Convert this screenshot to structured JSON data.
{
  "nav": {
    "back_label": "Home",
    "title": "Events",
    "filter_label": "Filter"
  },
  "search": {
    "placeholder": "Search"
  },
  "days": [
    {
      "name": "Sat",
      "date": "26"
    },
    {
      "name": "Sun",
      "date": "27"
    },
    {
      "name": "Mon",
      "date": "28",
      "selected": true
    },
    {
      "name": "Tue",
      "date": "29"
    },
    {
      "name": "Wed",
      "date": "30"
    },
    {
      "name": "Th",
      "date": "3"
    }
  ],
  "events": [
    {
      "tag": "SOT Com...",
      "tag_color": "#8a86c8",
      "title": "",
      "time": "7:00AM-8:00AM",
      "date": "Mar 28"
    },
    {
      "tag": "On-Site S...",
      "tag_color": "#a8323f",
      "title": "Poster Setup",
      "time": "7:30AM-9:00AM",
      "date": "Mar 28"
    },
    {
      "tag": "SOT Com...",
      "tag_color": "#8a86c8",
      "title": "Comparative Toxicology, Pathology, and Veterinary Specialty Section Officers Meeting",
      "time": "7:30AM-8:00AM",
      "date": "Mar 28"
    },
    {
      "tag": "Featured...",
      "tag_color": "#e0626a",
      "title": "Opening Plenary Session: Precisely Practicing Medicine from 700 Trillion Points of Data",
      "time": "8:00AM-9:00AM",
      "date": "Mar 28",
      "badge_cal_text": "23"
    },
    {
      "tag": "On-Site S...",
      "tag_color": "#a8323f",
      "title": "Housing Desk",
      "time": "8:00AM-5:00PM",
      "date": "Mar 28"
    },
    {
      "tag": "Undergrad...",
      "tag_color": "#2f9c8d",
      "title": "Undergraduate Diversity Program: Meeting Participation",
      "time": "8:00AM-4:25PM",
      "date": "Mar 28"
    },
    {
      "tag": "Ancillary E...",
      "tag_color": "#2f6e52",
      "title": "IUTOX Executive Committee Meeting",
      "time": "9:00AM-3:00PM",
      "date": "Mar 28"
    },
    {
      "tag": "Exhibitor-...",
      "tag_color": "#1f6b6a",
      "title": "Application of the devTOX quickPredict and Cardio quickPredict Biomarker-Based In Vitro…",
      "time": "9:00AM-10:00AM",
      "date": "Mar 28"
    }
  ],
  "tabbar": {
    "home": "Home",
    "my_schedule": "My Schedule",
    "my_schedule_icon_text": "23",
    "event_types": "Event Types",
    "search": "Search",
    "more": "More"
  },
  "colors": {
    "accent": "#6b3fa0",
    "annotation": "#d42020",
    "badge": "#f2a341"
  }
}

• • • • • • •

Exercise directions ▸
In this exercise, repeat all entries exactly.

Worked answer ▸
Convert this screenshot to structured JSON data.
{
  "nav": {
    "back_label": "Home",
    "title": "Events",
    "filter_label": "Filter"
  },
  "search": {
    "placeholder": "Search"
  },
  "days": [
    {
      "name": "Sat",
      "date": "26"
    },
    {
      "name": "Sun",
      "date": "27"
    },
    {
      "name": "Mon",
      "date": "28",
      "selected": true
    },
    {
      "name": "Tue",
      "date": "29"
    },
    {
      "name": "Wed",
      "date": "30"
    },
    {
      "name": "Th",
      "date": "3"
    }
  ],
  "events": [
    {
      "tag": "SOT Com...",
      "tag_color": "#8a86c8",
      "title": "",
      "time": "7:00AM-8:00AM",
      "date": "Mar 28"
    },
    {
      "tag": "On-Site S...",
      "tag_color": "#a8323f",
      "title": "Poster Setup",
      "time": "7:30AM-9:00AM",
      "date": "Mar 28"
    },
    {
      "tag": "SOT Com...",
      "tag_color": "#8a86c8",
      "title": "Comparative Toxicology, Pathology, and Veterinary Specialty Section Officers Meeting",
      "time": "7:30AM-8:00AM",
      "date": "Mar 28"
    },
    {
      "tag": "Featured...",
      "tag_color": "#e0626a",
      "title": "Opening Plenary Session: Precisely Practicing Medicine from 700 Trillion Points of Data",
      "time": "8:00AM-9:00AM",
      "date": "Mar 28",
      "badge_cal_text": "23"
    },
    {
      "tag": "On-Site S...",
      "tag_color": "#a8323f",
      "title": "Housing Desk",
      "time": "8:00AM-5:00PM",
      "date": "Mar 28"
    },
    {
      "tag": "Undergrad...",
      "tag_color": "#2f9c8d",
      "title": "Undergraduate Diversity Program: Meeting Participation",
      "time": "8:00AM-4:25PM",
      "date": "Mar 28"
    },
    {
      "tag": "Ancillary E...",
      "tag_color": "#2f6e52",
      "title": "IUTOX Executive Committee Meeting",
      "time": "9:00AM-3:00PM",
      "date": "Mar 28"
    },
    {
      "tag": "Exhibitor-...",
      "tag_color": "#1f6b6a",
      "title": "Application of the devTOX quickPredict and Cardio quickPredict Biomarker-Based In Vitro…",
      "time": "9:00AM-10:00AM",
      "date": "Mar 28"
    }
  ],
  "tabbar": {
    "home": "Home",
    "my_schedule": "My Schedule",
    "my_schedule_icon_text": "23",
    "event_types": "Event Types",
    "search": "Search",
    "more": "More"
  },
  "colors": {
    "accent": "#6b3fa0",
    "annotation": "#d42020",
    "badge": "#f2a341"
  }
}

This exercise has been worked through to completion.